• [WHAT THE TASK ASKS] Locate every line in the records below that holds the word "value" and return each one.
## start INPUT FOR THIS TASK
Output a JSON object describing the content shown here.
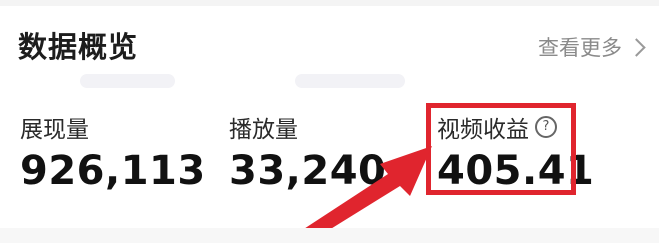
{
  "header": {
    "title": "数据概览",
    "more_label": "查看更多"
  },
  "metrics": [
    {
      "label": "展现量",
      "value": "926,113"
    },
    {
      "label": "播放量",
      "value": "33,240"
    },
    {
      "label": "视频收益",
      "value": "405.41"
    }
  ],
  "icons": {
    "help": "question-circle-icon",
    "more": "chevron-right-icon"
  },
  "colors": {
    "annotation_red": "#e0252e",
    "muted_text": "#8a8a8a"
  }
}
## end INPUT FOR THIS TASK
• [OUTPUT]
      "value": "926,113"
      "value": "33,240"
      "value": "405.41"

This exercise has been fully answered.